Locate the lines that hold the string "years". Copy every such line.

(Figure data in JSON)
--- START ---

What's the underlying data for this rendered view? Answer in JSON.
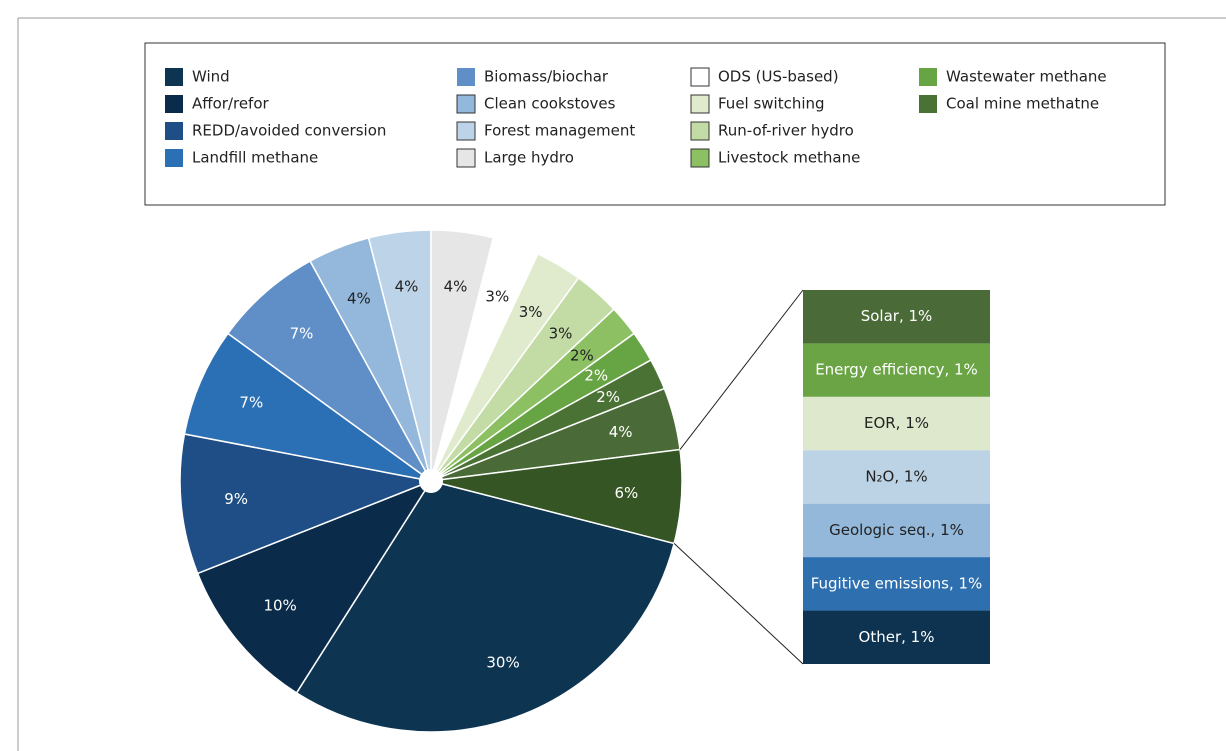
{
  "chart_data": {
    "type": "pie",
    "categories": [
      "Wind",
      "Affor/refor",
      "REDD/avoided conversion",
      "Landfill methane",
      "Biomass/biochar",
      "Clean cookstoves",
      "Forest management",
      "Large hydro",
      "ODS (US-based)",
      "Fuel switching",
      "Run-of-river hydro",
      "Livestock methane",
      "Wastewater methane",
      "Coal mine methatne",
      null,
      null
    ],
    "values": [
      30,
      10,
      9,
      7,
      7,
      4,
      4,
      4,
      3,
      3,
      3,
      2,
      2,
      2,
      4,
      6
    ],
    "value_labels": [
      "30%",
      "10%",
      "9%",
      "7%",
      "7%",
      "4%",
      "4%",
      "4%",
      "3%",
      "3%",
      "3%",
      "2%",
      "2%",
      "2%",
      "4%",
      "6%"
    ],
    "colors": [
      "#0d3552",
      "#0a2b4a",
      "#1f4e86",
      "#2b6fb4",
      "#5f8fc6",
      "#93b8dc",
      "#bdd4e8",
      "#e6e6e6",
      "#ffffff",
      "#e0ebcd",
      "#c3dba5",
      "#8dc063",
      "#67a544",
      "#4b7235",
      "#4a6b37",
      "#355524"
    ],
    "bar_of_pie": {
      "categories": [
        "Solar",
        "Energy efficiency",
        "EOR",
        "N₂O",
        "Geologic seq.",
        "Fugitive emissions",
        "Other"
      ],
      "values": [
        1,
        1,
        1,
        1,
        1,
        1,
        1
      ],
      "value_labels": [
        "Solar, 1%",
        "Energy efficiency, 1%",
        "EOR, 1%",
        "N₂O, 1%",
        "Geologic seq., 1%",
        "Fugitive emissions, 1%",
        "Other, 1%"
      ],
      "colors": [
        "#4a6b37",
        "#6aa444",
        "#dde8cc",
        "#bcd3e6",
        "#93b8da",
        "#2e6fb0",
        "#0d3350"
      ]
    }
  }
}
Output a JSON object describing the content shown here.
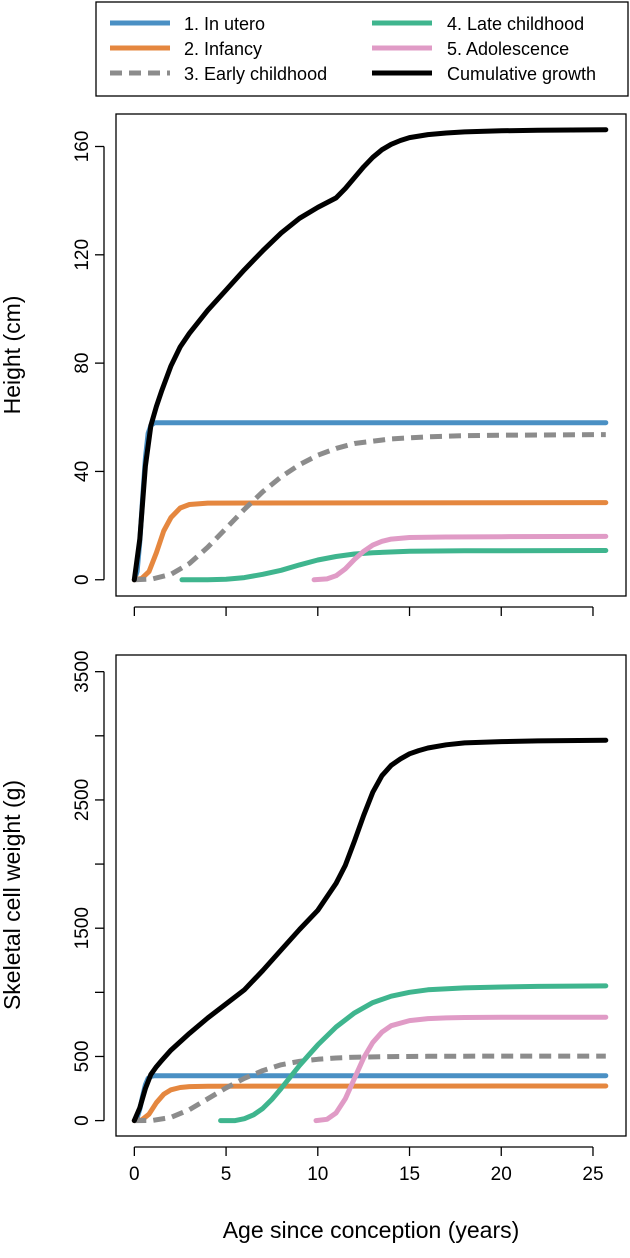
{
  "figure": {
    "xlabel": "Age since conception (years)"
  },
  "legend": {
    "entries": [
      {
        "label": "1. In utero",
        "color": "#4a90c4",
        "style": "solid"
      },
      {
        "label": "2. Infancy",
        "color": "#e5873f",
        "style": "solid"
      },
      {
        "label": "3. Early childhood",
        "color": "#8c8c8c",
        "style": "dashed"
      },
      {
        "label": "4. Late childhood",
        "color": "#3fb58e",
        "style": "solid"
      },
      {
        "label": "5. Adolescence",
        "color": "#e09bc6",
        "style": "solid"
      },
      {
        "label": "Cumulative growth",
        "color": "#000000",
        "style": "solid"
      }
    ]
  },
  "chart_data": [
    {
      "type": "line",
      "title": "",
      "xlabel": "",
      "ylabel": "Height (cm)",
      "xlim": [
        -1.0,
        26.8
      ],
      "ylim": [
        -6,
        172
      ],
      "xticks": [
        0,
        5,
        10,
        15,
        20,
        25
      ],
      "xtick_labels": [
        "",
        "",
        "",
        "",
        "",
        ""
      ],
      "yticks": [
        0,
        40,
        80,
        120,
        160
      ],
      "ytick_labels": [
        "0",
        "40",
        "80",
        "120",
        "160"
      ],
      "series": [
        {
          "name": "1. In utero",
          "color": "#4a90c4",
          "dash": false,
          "x": [
            0,
            0.15,
            0.3,
            0.45,
            0.6,
            0.75,
            0.9,
            1.1,
            1.5,
            25.7
          ],
          "y": [
            0,
            3,
            14,
            30,
            45,
            54,
            57,
            58,
            58,
            58
          ]
        },
        {
          "name": "2. Infancy",
          "color": "#e5873f",
          "dash": false,
          "x": [
            0,
            0.4,
            0.8,
            1.2,
            1.6,
            2.0,
            2.5,
            3.0,
            4,
            25.7
          ],
          "y": [
            0,
            0.5,
            3,
            10,
            18,
            23,
            26.5,
            27.8,
            28.3,
            28.5
          ]
        },
        {
          "name": "3. Early childhood",
          "color": "#8c8c8c",
          "dash": true,
          "x": [
            0,
            1,
            2,
            3,
            4,
            5,
            6,
            7,
            8,
            9,
            10,
            11,
            12,
            14,
            16,
            18,
            20,
            25.7
          ],
          "y": [
            0,
            0.3,
            2,
            6,
            12,
            19,
            26,
            32.5,
            38,
            42.5,
            46,
            48.5,
            50.3,
            52,
            52.8,
            53.2,
            53.4,
            53.6
          ]
        },
        {
          "name": "4. Late childhood",
          "color": "#3fb58e",
          "dash": false,
          "x": [
            2.6,
            4,
            5,
            6,
            7,
            8,
            9,
            10,
            11,
            12,
            13,
            15,
            18,
            25.7
          ],
          "y": [
            0,
            0,
            0.2,
            0.8,
            2,
            3.5,
            5.5,
            7.3,
            8.6,
            9.5,
            10,
            10.5,
            10.7,
            10.8
          ]
        },
        {
          "name": "5. Adolescence",
          "color": "#e09bc6",
          "dash": false,
          "x": [
            9.8,
            10.5,
            11,
            11.5,
            12,
            12.5,
            13,
            13.5,
            14,
            15,
            17,
            20,
            25.7
          ],
          "y": [
            0,
            0.3,
            1.5,
            4,
            7.5,
            10.5,
            12.8,
            14.2,
            15,
            15.6,
            15.8,
            15.9,
            16
          ]
        },
        {
          "name": "Cumulative growth",
          "color": "#000000",
          "dash": false,
          "x": [
            0,
            0.3,
            0.6,
            0.9,
            1.2,
            1.5,
            2,
            2.5,
            3,
            4,
            5,
            6,
            7,
            8,
            9,
            10,
            11,
            11.5,
            12,
            12.5,
            13,
            13.5,
            14,
            14.5,
            15,
            16,
            17,
            18,
            20,
            22,
            25.7
          ],
          "y": [
            0,
            15,
            42,
            57,
            64,
            70,
            79,
            86,
            91,
            99.5,
            107,
            114.5,
            121.5,
            128,
            133.5,
            137.5,
            141,
            144.5,
            148.5,
            152.5,
            156,
            158.8,
            160.8,
            162.2,
            163.3,
            164.4,
            165,
            165.4,
            165.8,
            166,
            166.2
          ]
        }
      ]
    },
    {
      "type": "line",
      "title": "",
      "xlabel": "Age since conception (years)",
      "ylabel": "Skeletal cell weight (g)",
      "xlim": [
        -1.0,
        26.8
      ],
      "ylim": [
        -120,
        3630
      ],
      "xticks": [
        0,
        5,
        10,
        15,
        20,
        25
      ],
      "xtick_labels": [
        "0",
        "5",
        "10",
        "15",
        "20",
        "25"
      ],
      "yticks": [
        0,
        500,
        1000,
        1500,
        2000,
        2500,
        3000,
        3500
      ],
      "ytick_labels": [
        "0",
        "500",
        "",
        "1500",
        "",
        "2500",
        "",
        "3500"
      ],
      "series": [
        {
          "name": "1. In utero",
          "color": "#4a90c4",
          "dash": false,
          "x": [
            0,
            0.15,
            0.3,
            0.45,
            0.6,
            0.75,
            0.9,
            1.1,
            1.5,
            25.7
          ],
          "y": [
            0,
            20,
            90,
            190,
            280,
            330,
            345,
            350,
            350,
            350
          ]
        },
        {
          "name": "2. Infancy",
          "color": "#e5873f",
          "dash": false,
          "x": [
            0,
            0.4,
            0.8,
            1.2,
            1.6,
            2.0,
            2.5,
            3.0,
            4,
            25.7
          ],
          "y": [
            0,
            5,
            50,
            140,
            205,
            240,
            258,
            265,
            268,
            270
          ]
        },
        {
          "name": "3. Early childhood",
          "color": "#8c8c8c",
          "dash": true,
          "x": [
            0,
            1,
            2,
            3,
            4,
            5,
            6,
            7,
            8,
            9,
            10,
            11,
            12,
            14,
            16,
            18,
            20,
            25.7
          ],
          "y": [
            0,
            2,
            25,
            85,
            170,
            255,
            330,
            390,
            435,
            462,
            478,
            488,
            494,
            499,
            501,
            502,
            503,
            503
          ]
        },
        {
          "name": "4. Late childhood",
          "color": "#3fb58e",
          "dash": false,
          "x": [
            4.7,
            5.5,
            6,
            6.5,
            7,
            7.5,
            8,
            8.5,
            9,
            9.5,
            10,
            11,
            12,
            13,
            14,
            15,
            16,
            18,
            20,
            22,
            25.7
          ],
          "y": [
            0,
            0,
            15,
            45,
            95,
            165,
            250,
            340,
            430,
            510,
            590,
            730,
            840,
            920,
            970,
            1000,
            1020,
            1035,
            1042,
            1046,
            1050
          ]
        },
        {
          "name": "5. Adolescence",
          "color": "#e09bc6",
          "dash": false,
          "x": [
            9.9,
            10.5,
            11,
            11.5,
            12,
            12.5,
            13,
            13.5,
            14,
            15,
            16,
            17,
            18,
            20,
            25.7
          ],
          "y": [
            0,
            10,
            60,
            170,
            330,
            490,
            610,
            690,
            740,
            780,
            795,
            801,
            804,
            806,
            806
          ]
        },
        {
          "name": "Cumulative growth",
          "color": "#000000",
          "dash": false,
          "x": [
            0,
            0.3,
            0.6,
            0.9,
            1.2,
            1.5,
            2,
            3,
            4,
            5,
            6,
            7,
            8,
            9,
            10,
            11,
            11.5,
            12,
            12.5,
            13,
            13.5,
            14,
            14.5,
            15,
            15.5,
            16,
            17,
            18,
            20,
            22,
            25.7
          ],
          "y": [
            0,
            100,
            250,
            360,
            420,
            470,
            550,
            680,
            800,
            910,
            1020,
            1170,
            1330,
            1490,
            1640,
            1850,
            1990,
            2180,
            2380,
            2560,
            2690,
            2770,
            2820,
            2860,
            2885,
            2905,
            2930,
            2945,
            2955,
            2960,
            2965
          ]
        }
      ]
    }
  ]
}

--- END ---

**Answer**
    "xlabel": "Age since conception (years)"
      "xlabel": "Age since conception (years)",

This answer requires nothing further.